[Records from a data collection]
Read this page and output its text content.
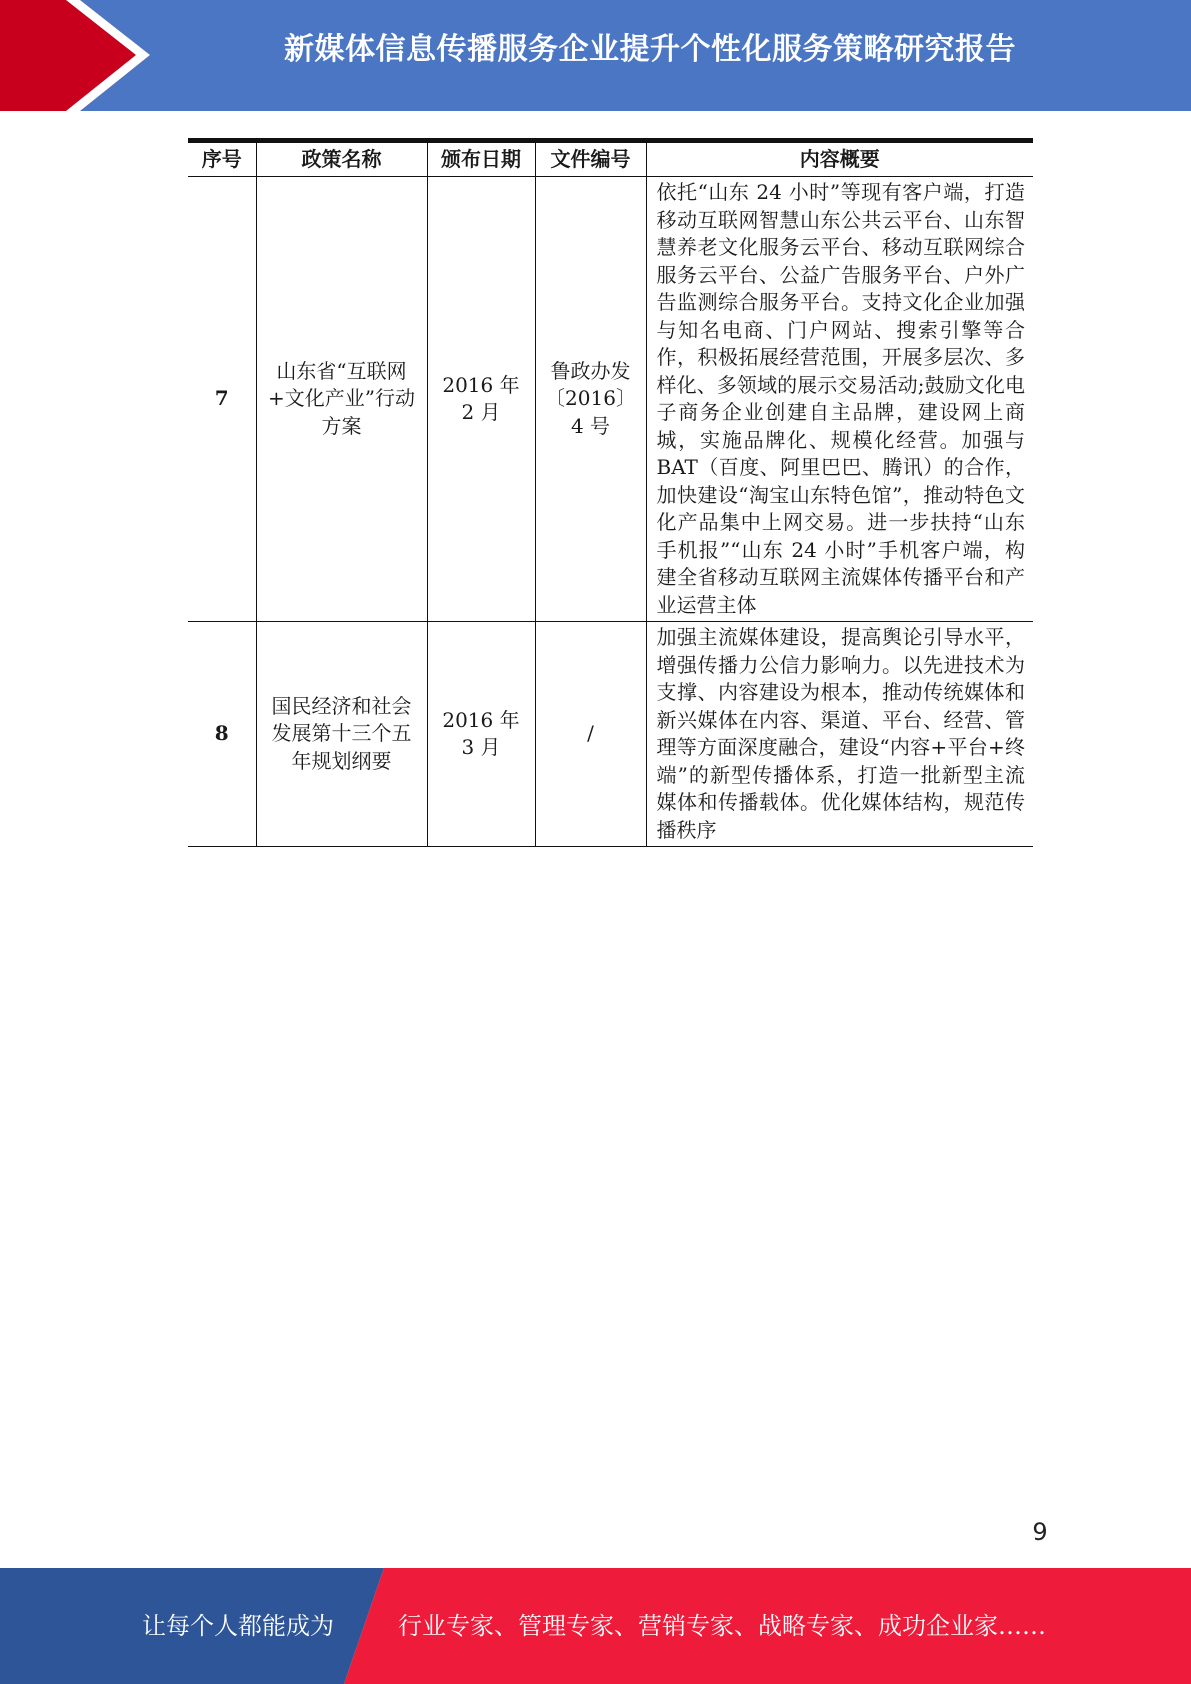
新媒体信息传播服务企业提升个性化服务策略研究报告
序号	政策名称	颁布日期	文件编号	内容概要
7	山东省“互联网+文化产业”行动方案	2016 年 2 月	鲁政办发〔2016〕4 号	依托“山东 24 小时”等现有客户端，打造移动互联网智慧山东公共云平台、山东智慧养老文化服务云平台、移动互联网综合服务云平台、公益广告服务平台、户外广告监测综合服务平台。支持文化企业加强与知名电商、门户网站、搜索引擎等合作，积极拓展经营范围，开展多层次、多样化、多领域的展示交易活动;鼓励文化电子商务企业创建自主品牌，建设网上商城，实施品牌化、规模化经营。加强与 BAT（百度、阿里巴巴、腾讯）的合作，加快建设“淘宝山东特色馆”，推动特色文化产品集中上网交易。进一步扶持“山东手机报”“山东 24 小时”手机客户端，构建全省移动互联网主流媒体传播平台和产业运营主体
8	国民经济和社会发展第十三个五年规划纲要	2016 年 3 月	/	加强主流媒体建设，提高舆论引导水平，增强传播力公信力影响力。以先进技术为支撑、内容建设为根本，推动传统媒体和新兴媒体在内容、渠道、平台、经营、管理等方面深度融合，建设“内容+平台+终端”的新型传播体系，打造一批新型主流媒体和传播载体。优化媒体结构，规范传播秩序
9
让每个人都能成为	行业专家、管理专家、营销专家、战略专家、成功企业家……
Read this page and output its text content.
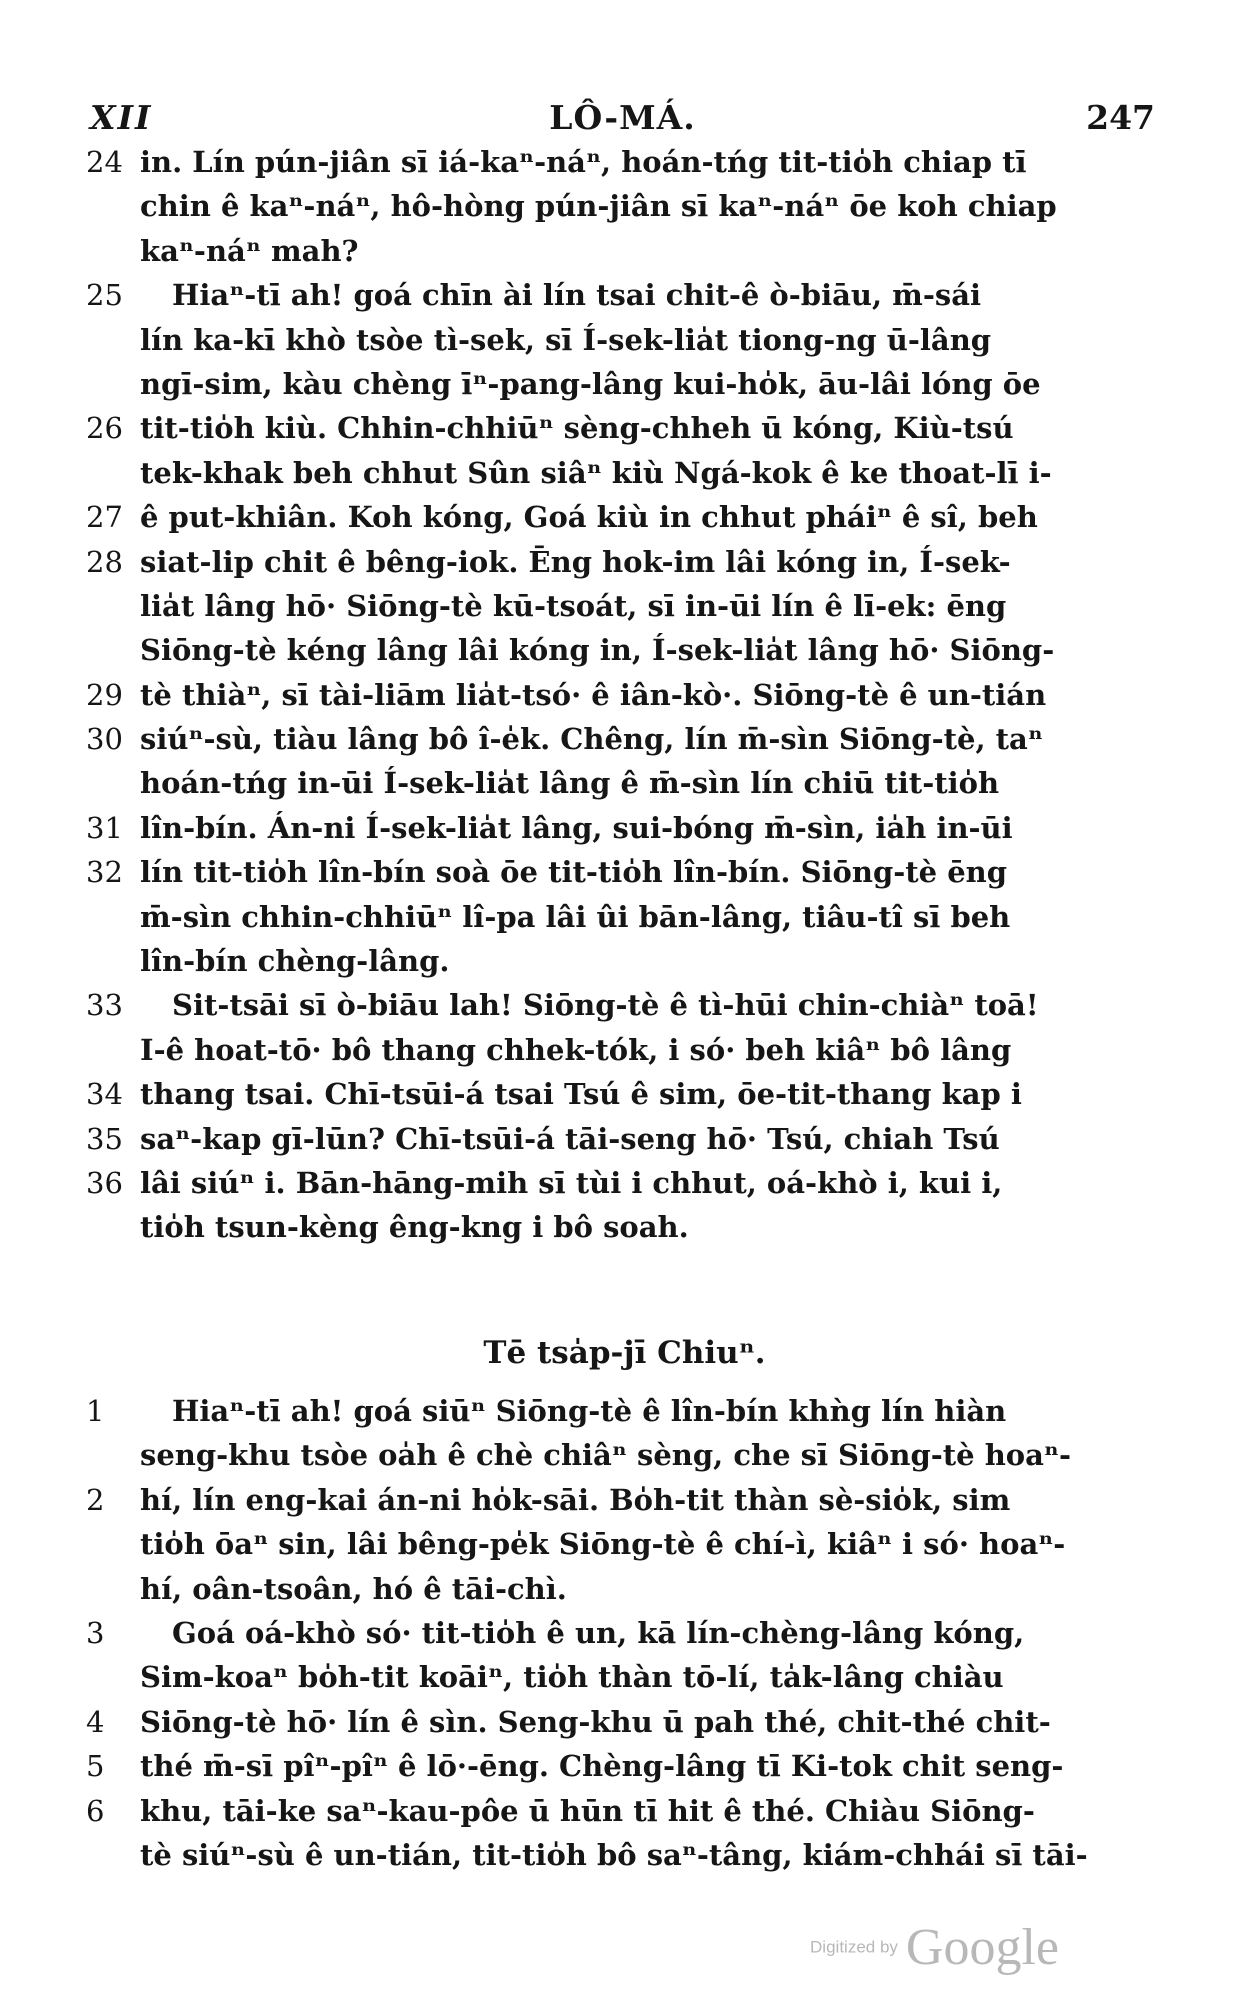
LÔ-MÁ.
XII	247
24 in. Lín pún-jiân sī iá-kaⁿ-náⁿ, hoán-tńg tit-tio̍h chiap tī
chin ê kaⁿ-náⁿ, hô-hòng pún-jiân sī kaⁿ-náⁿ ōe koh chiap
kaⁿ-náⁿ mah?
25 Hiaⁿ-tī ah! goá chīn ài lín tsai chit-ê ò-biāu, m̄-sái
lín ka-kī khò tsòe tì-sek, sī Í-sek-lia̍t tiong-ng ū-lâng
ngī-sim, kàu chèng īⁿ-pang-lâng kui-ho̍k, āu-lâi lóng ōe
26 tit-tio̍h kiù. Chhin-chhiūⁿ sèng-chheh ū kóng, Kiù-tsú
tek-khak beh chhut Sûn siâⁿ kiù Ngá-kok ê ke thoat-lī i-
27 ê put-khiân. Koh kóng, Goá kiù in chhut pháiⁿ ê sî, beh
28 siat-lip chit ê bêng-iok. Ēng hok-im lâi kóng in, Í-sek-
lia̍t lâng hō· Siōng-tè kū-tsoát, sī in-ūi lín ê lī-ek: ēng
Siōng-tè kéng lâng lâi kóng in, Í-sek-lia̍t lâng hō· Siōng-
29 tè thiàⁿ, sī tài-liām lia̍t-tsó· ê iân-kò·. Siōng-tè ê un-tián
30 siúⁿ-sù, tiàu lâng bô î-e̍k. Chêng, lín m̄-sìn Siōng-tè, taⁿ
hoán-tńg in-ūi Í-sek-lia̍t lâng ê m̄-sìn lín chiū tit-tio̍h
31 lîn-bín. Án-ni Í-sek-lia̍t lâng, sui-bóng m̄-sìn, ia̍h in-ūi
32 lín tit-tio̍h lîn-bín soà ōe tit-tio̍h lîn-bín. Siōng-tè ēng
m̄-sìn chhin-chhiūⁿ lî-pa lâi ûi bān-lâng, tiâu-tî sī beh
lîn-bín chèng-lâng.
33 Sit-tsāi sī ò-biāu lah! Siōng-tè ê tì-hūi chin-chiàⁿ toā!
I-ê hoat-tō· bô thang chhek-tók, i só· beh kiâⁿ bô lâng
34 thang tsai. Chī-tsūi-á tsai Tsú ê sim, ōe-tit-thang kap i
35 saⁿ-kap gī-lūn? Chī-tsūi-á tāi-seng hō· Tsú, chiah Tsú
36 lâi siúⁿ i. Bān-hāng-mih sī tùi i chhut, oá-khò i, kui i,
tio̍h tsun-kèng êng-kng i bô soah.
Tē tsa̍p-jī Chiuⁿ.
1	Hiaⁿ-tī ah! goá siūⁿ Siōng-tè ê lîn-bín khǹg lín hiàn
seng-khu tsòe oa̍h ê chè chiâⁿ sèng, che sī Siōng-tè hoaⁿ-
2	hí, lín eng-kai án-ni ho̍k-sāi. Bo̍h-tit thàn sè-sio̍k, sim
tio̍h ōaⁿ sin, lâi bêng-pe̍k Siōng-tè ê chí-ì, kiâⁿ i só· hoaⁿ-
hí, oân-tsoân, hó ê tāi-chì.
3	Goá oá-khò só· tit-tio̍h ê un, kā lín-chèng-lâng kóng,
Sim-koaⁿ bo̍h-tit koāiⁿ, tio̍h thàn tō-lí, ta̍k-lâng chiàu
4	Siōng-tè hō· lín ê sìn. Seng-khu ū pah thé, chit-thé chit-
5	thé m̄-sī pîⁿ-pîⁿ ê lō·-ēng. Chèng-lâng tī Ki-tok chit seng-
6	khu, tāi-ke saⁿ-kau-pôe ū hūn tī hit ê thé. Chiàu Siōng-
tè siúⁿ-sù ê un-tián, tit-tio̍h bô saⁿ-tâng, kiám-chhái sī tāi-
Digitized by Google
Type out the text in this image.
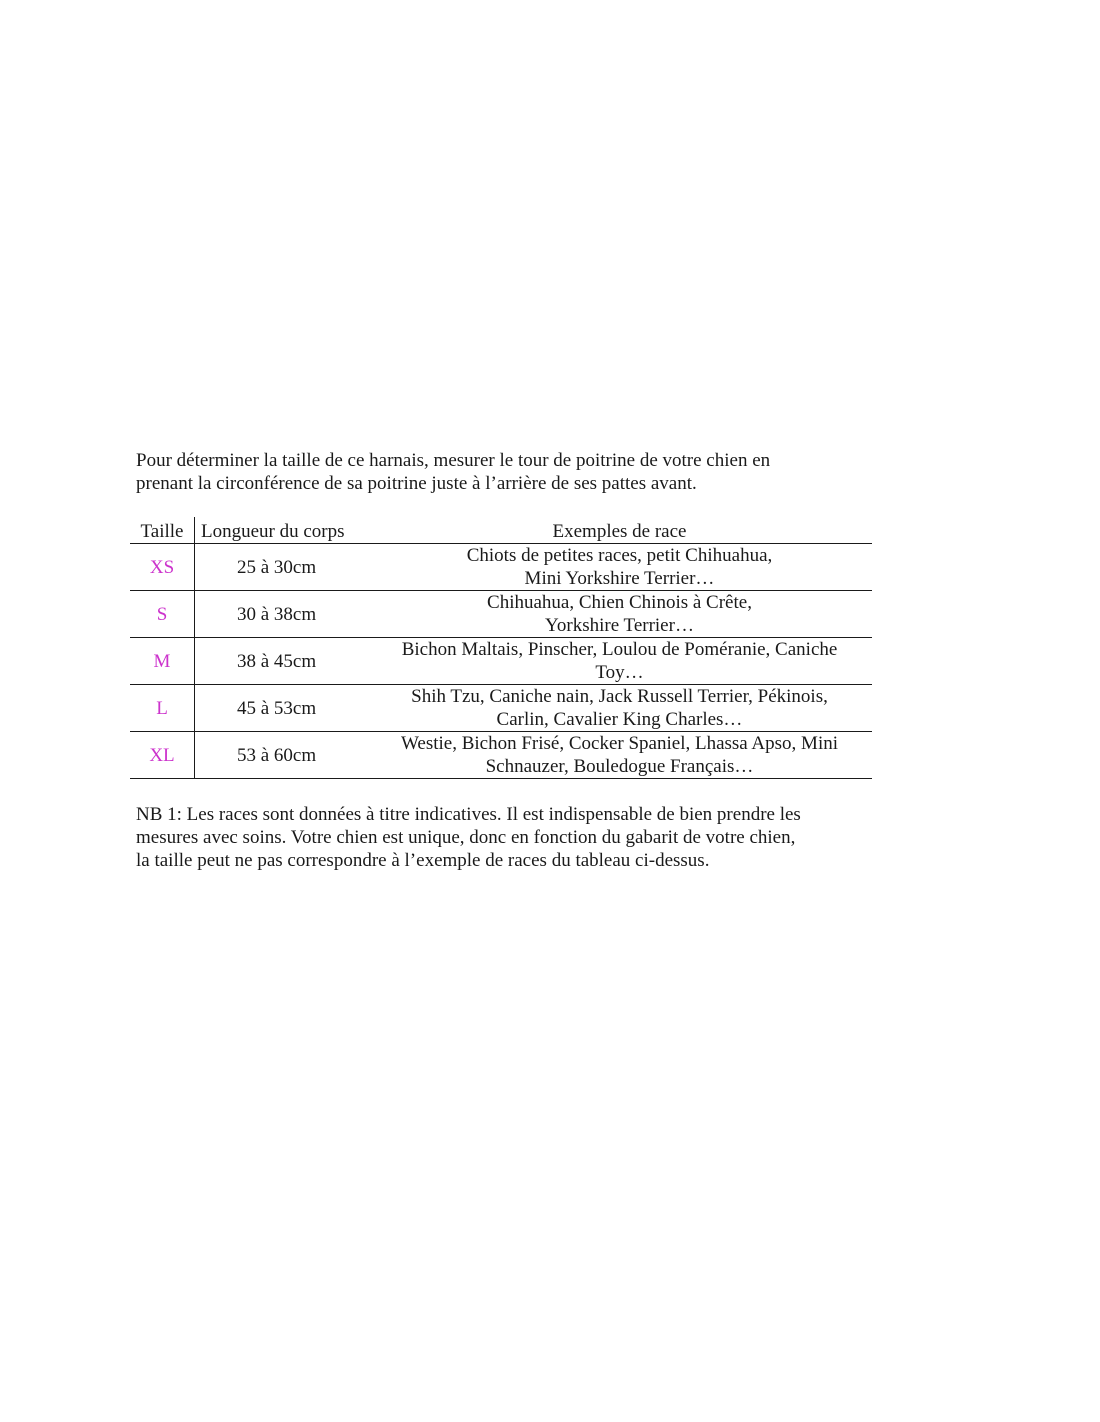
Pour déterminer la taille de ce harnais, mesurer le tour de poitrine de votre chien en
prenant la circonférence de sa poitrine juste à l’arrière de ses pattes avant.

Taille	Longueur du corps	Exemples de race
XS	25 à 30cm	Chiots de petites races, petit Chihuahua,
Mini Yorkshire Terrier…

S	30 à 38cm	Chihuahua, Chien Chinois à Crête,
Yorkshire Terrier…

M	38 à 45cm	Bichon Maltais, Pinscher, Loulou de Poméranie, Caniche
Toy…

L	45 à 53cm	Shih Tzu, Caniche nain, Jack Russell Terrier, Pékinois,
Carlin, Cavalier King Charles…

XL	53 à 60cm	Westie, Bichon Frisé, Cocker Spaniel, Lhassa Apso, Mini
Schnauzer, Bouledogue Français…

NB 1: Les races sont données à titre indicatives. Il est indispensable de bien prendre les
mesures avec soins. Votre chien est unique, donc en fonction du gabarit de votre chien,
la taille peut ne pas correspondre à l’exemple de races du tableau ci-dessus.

* _What is asked_
All of the lines above should be printed exactly, minus the pictures.

* _Result of the task_
Read this page and output its text content.
新媒体信息传播服务企业提升个性化服务策略研究报告
序号	政策名称	颁布日期	文件编号	内容概要
7	山东省“互联网+文化产业”行动方案	2016 年 2 月	鲁政办发〔2016〕4 号	依托“山东 24 小时”等现有客户端，打造移动互联网智慧山东公共云平台、山东智慧养老文化服务云平台、移动互联网综合服务云平台、公益广告服务平台、户外广告监测综合服务平台。支持文化企业加强与知名电商、门户网站、搜索引擎等合作，积极拓展经营范围，开展多层次、多样化、多领域的展示交易活动;鼓励文化电子商务企业创建自主品牌，建设网上商城，实施品牌化、规模化经营。加强与 BAT（百度、阿里巴巴、腾讯）的合作，加快建设“淘宝山东特色馆”，推动特色文化产品集中上网交易。进一步扶持“山东手机报”“山东 24 小时”手机客户端，构建全省移动互联网主流媒体传播平台和产业运营主体
8	国民经济和社会发展第十三个五年规划纲要	2016 年 3 月	/	加强主流媒体建设，提高舆论引导水平，增强传播力公信力影响力。以先进技术为支撑、内容建设为根本，推动传统媒体和新兴媒体在内容、渠道、平台、经营、管理等方面深度融合，建设“内容+平台+终端”的新型传播体系，打造一批新型主流媒体和传播载体。优化媒体结构，规范传播秩序
9
让每个人都能成为	行业专家、管理专家、营销专家、战略专家、成功企业家……
Read this page and output its text content.
LÔ-MÁ.
XII	247
24 in. Lín pún-jiân sī iá-kaⁿ-náⁿ, hoán-tńg tit-tio̍h chiap tī
chin ê kaⁿ-náⁿ, hô-hòng pún-jiân sī kaⁿ-náⁿ ōe koh chiap
kaⁿ-náⁿ mah?
25 Hiaⁿ-tī ah! goá chīn ài lín tsai chit-ê ò-biāu, m̄-sái
lín ka-kī khò tsòe tì-sek, sī Í-sek-lia̍t tiong-ng ū-lâng
ngī-sim, kàu chèng īⁿ-pang-lâng kui-ho̍k, āu-lâi lóng ōe
26 tit-tio̍h kiù. Chhin-chhiūⁿ sèng-chheh ū kóng, Kiù-tsú
tek-khak beh chhut Sûn siâⁿ kiù Ngá-kok ê ke thoat-lī i-
27 ê put-khiân. Koh kóng, Goá kiù in chhut pháiⁿ ê sî, beh
28 siat-lip chit ê bêng-iok. Ēng hok-im lâi kóng in, Í-sek-
lia̍t lâng hō· Siōng-tè kū-tsoát, sī in-ūi lín ê lī-ek: ēng
Siōng-tè kéng lâng lâi kóng in, Í-sek-lia̍t lâng hō· Siōng-
29 tè thiàⁿ, sī tài-liām lia̍t-tsó· ê iân-kò·. Siōng-tè ê un-tián
30 siúⁿ-sù, tiàu lâng bô î-e̍k. Chêng, lín m̄-sìn Siōng-tè, taⁿ
hoán-tńg in-ūi Í-sek-lia̍t lâng ê m̄-sìn lín chiū tit-tio̍h
31 lîn-bín. Án-ni Í-sek-lia̍t lâng, sui-bóng m̄-sìn, ia̍h in-ūi
32 lín tit-tio̍h lîn-bín soà ōe tit-tio̍h lîn-bín. Siōng-tè ēng
m̄-sìn chhin-chhiūⁿ lî-pa lâi ûi bān-lâng, tiâu-tî sī beh
lîn-bín chèng-lâng.
33 Sit-tsāi sī ò-biāu lah! Siōng-tè ê tì-hūi chin-chiàⁿ toā!
I-ê hoat-tō· bô thang chhek-tók, i só· beh kiâⁿ bô lâng
34 thang tsai. Chī-tsūi-á tsai Tsú ê sim, ōe-tit-thang kap i
35 saⁿ-kap gī-lūn? Chī-tsūi-á tāi-seng hō· Tsú, chiah Tsú
36 lâi siúⁿ i. Bān-hāng-mih sī tùi i chhut, oá-khò i, kui i,
tio̍h tsun-kèng êng-kng i bô soah.
Tē tsa̍p-jī Chiuⁿ.
1	Hiaⁿ-tī ah! goá siūⁿ Siōng-tè ê lîn-bín khǹg lín hiàn
seng-khu tsòe oa̍h ê chè chiâⁿ sèng, che sī Siōng-tè hoaⁿ-
2	hí, lín eng-kai án-ni ho̍k-sāi. Bo̍h-tit thàn sè-sio̍k, sim
tio̍h ōaⁿ sin, lâi bêng-pe̍k Siōng-tè ê chí-ì, kiâⁿ i só· hoaⁿ-
hí, oân-tsoân, hó ê tāi-chì.
3	Goá oá-khò só· tit-tio̍h ê un, kā lín-chèng-lâng kóng,
Sim-koaⁿ bo̍h-tit koāiⁿ, tio̍h thàn tō-lí, ta̍k-lâng chiàu
4	Siōng-tè hō· lín ê sìn. Seng-khu ū pah thé, chit-thé chit-
5	thé m̄-sī pîⁿ-pîⁿ ê lō·-ēng. Chèng-lâng tī Ki-tok chit seng-
6	khu, tāi-ke saⁿ-kau-pôe ū hūn tī hit ê thé. Chiàu Siōng-
tè siúⁿ-sù ê un-tián, tit-tio̍h bô saⁿ-tâng, kiám-chhái sī tāi-
Digitized by Google
Type out the text in this image.
Pour déterminer la taille de ce harnais, mesurer le tour de poitrine de votre chien en
prenant la circonférence de sa poitrine juste à l’arrière de ses pattes avant.

Taille	Longueur du corps	Exemples de race
XS	25 à 30cm	Chiots de petites races, petit Chihuahua,
Mini Yorkshire Terrier…

S	30 à 38cm	Chihuahua, Chien Chinois à Crête,
Yorkshire Terrier…

M	38 à 45cm	Bichon Maltais, Pinscher, Loulou de Poméranie, Caniche
Toy…

L	45 à 53cm	Shih Tzu, Caniche nain, Jack Russell Terrier, Pékinois,
Carlin, Cavalier King Charles…

XL	53 à 60cm	Westie, Bichon Frisé, Cocker Spaniel, Lhassa Apso, Mini
Schnauzer, Bouledogue Français…

NB 1: Les races sont données à titre indicatives. Il est indispensable de bien prendre les
mesures avec soins. Votre chien est unique, donc en fonction du gabarit de votre chien,
la taille peut ne pas correspondre à l’exemple de races du tableau ci-dessus.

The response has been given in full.